-- start --

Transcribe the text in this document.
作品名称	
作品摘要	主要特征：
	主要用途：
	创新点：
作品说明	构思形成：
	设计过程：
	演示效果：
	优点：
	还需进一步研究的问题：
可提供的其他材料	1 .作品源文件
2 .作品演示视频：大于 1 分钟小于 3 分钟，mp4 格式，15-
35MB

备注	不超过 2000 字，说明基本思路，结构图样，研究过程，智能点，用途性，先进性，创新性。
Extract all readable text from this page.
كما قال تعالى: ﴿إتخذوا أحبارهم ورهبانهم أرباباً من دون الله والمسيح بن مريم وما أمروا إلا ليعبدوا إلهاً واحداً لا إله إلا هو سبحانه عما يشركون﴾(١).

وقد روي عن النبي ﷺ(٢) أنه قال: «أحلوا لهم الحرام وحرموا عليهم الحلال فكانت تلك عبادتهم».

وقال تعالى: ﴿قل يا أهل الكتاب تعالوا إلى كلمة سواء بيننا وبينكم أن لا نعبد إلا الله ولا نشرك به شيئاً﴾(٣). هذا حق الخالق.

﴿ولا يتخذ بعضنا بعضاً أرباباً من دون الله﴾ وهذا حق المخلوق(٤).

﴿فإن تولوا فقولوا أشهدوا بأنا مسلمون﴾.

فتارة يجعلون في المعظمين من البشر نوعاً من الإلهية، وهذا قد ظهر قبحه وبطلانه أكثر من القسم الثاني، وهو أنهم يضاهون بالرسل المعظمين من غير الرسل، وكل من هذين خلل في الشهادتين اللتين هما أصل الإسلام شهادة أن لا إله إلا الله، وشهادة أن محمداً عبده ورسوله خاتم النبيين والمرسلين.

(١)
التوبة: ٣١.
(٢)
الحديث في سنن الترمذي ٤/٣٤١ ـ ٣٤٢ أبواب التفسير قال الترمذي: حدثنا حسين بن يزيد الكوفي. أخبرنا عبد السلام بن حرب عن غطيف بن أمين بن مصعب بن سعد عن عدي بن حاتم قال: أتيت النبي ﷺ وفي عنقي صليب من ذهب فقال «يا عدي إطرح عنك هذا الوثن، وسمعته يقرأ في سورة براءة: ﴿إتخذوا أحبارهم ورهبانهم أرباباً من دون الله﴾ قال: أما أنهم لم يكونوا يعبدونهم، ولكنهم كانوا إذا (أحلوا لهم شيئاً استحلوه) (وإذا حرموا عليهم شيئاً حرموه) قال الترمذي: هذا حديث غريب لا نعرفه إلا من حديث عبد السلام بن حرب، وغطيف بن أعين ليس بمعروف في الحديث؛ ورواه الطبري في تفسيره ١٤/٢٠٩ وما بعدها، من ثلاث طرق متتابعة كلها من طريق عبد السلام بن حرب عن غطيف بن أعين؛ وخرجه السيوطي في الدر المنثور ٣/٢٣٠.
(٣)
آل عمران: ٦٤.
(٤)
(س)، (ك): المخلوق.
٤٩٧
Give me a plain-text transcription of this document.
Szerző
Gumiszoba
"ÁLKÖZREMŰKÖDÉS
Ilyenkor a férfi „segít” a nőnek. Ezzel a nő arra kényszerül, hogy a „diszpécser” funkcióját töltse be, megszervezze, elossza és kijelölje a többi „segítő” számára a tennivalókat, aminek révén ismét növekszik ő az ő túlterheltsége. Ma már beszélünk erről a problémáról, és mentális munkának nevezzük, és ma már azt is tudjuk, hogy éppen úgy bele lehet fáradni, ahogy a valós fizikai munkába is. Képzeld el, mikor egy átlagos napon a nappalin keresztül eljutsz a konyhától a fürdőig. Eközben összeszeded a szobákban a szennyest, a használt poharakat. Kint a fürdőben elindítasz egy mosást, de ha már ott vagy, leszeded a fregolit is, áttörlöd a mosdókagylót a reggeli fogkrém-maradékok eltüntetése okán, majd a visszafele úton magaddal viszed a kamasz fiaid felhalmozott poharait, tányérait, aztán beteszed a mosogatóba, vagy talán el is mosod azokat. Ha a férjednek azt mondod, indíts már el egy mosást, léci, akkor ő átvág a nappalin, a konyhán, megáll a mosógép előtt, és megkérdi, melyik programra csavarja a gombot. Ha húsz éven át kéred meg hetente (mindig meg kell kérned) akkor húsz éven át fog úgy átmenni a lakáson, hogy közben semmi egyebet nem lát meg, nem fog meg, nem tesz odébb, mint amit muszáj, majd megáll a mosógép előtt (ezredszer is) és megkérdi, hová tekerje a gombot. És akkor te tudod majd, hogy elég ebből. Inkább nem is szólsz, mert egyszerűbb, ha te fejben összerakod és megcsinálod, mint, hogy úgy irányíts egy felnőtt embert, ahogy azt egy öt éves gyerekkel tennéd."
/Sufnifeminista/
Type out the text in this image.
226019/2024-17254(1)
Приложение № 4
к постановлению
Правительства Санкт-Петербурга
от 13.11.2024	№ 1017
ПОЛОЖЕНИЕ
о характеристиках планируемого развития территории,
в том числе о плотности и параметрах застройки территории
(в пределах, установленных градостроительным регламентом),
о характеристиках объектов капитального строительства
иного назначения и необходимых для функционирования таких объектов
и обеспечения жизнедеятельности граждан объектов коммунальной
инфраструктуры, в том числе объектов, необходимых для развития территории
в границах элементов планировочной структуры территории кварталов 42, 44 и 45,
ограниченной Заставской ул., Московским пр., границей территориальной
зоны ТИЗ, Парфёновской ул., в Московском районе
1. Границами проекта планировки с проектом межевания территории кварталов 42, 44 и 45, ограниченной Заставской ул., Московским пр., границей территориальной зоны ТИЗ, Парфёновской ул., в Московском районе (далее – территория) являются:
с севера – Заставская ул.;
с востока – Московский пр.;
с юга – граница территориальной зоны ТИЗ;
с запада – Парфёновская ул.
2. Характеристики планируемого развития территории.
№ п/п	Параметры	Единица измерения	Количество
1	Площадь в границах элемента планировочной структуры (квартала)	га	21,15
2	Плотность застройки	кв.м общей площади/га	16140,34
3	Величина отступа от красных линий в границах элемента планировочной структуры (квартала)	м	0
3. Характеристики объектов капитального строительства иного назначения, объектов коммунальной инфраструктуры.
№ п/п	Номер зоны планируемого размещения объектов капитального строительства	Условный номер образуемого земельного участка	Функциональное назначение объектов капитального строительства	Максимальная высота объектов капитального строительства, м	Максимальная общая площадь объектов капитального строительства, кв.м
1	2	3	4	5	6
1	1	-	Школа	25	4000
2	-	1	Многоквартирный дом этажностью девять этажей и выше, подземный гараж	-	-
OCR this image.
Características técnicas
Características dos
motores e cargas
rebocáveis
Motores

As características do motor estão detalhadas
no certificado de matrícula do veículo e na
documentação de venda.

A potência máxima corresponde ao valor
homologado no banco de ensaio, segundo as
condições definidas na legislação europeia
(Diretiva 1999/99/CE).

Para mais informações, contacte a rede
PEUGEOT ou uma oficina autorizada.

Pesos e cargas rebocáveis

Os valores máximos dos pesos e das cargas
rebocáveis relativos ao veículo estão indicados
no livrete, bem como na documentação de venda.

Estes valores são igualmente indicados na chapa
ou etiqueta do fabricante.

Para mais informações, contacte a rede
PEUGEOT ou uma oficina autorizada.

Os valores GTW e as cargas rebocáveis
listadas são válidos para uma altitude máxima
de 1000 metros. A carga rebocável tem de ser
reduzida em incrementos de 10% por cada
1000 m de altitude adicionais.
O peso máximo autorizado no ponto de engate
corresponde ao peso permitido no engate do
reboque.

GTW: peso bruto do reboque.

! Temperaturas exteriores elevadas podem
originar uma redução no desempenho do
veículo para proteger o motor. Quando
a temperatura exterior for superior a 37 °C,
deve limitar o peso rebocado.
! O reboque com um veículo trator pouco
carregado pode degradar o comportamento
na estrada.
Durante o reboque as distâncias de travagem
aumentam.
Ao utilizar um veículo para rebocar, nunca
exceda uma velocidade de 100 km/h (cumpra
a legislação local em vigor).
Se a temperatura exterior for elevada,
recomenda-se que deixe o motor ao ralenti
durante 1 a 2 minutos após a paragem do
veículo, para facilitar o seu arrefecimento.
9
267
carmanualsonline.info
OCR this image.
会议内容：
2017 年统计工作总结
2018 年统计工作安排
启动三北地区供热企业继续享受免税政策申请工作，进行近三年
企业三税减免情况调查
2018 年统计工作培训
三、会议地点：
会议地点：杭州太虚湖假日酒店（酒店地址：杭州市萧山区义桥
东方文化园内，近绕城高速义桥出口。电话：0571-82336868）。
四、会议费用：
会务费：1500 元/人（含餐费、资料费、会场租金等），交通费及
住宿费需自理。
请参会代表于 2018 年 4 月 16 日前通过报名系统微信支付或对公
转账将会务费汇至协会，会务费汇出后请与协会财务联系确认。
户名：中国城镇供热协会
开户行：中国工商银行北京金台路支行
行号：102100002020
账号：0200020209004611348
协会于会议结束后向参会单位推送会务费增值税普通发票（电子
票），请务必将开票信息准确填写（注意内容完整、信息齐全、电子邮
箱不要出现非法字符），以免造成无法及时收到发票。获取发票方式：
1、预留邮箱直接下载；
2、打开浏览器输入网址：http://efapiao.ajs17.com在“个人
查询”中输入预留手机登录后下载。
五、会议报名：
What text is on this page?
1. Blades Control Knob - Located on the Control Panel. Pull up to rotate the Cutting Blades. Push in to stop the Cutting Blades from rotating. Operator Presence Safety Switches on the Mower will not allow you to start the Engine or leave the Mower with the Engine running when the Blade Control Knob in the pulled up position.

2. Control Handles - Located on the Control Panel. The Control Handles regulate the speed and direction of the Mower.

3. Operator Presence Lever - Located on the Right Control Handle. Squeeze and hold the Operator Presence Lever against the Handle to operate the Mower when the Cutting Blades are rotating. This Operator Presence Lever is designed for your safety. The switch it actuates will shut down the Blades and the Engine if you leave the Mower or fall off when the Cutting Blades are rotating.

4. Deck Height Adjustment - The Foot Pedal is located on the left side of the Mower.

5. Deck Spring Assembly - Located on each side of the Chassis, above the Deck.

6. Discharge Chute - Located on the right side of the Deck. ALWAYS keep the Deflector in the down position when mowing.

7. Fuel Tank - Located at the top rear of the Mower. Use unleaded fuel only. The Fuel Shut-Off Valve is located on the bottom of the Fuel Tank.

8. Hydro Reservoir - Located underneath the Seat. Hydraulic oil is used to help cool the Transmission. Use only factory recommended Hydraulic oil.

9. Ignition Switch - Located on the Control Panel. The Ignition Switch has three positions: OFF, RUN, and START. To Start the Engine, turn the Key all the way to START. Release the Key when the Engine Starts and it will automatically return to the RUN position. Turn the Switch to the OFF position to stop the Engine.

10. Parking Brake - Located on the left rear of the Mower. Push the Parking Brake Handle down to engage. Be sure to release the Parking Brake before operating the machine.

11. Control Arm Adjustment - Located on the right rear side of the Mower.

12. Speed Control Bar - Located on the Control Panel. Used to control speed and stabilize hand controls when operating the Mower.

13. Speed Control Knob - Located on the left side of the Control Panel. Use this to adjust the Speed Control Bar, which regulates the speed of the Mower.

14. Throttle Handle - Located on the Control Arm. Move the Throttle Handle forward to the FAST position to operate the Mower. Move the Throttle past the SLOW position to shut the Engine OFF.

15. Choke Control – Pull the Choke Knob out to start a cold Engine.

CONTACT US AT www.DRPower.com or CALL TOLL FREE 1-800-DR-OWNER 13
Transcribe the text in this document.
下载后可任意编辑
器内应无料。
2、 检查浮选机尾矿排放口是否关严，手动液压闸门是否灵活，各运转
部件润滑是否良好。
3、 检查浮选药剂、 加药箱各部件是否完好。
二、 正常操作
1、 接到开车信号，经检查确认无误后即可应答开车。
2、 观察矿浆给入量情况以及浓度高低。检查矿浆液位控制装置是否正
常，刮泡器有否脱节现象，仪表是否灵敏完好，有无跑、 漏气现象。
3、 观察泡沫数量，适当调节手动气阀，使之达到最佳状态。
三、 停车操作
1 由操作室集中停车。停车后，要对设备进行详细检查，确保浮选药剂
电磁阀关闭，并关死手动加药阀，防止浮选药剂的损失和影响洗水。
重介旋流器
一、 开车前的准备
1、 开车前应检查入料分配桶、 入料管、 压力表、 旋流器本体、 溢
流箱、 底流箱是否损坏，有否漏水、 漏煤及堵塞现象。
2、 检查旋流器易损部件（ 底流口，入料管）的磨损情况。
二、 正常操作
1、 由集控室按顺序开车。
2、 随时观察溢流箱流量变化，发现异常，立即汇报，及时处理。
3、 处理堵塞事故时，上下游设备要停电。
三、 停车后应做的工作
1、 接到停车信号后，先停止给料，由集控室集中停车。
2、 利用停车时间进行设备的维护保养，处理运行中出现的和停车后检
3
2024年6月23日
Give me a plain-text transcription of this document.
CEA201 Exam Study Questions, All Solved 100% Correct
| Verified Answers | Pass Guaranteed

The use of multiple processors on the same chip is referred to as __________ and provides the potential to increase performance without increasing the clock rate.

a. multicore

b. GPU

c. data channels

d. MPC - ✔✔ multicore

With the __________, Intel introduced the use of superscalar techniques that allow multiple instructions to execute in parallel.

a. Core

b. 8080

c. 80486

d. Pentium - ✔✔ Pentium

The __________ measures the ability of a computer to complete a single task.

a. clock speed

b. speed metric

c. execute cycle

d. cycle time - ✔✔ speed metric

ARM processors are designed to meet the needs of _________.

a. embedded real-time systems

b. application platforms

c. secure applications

-- end --

AIM:
For each line above that contains the word "reboque", copy that line.

TASK OUTPUT:
reboque.
GTW: peso bruto do reboque.
! O reboque com um veículo trator pouco
Durante o reboque as distâncias de travagem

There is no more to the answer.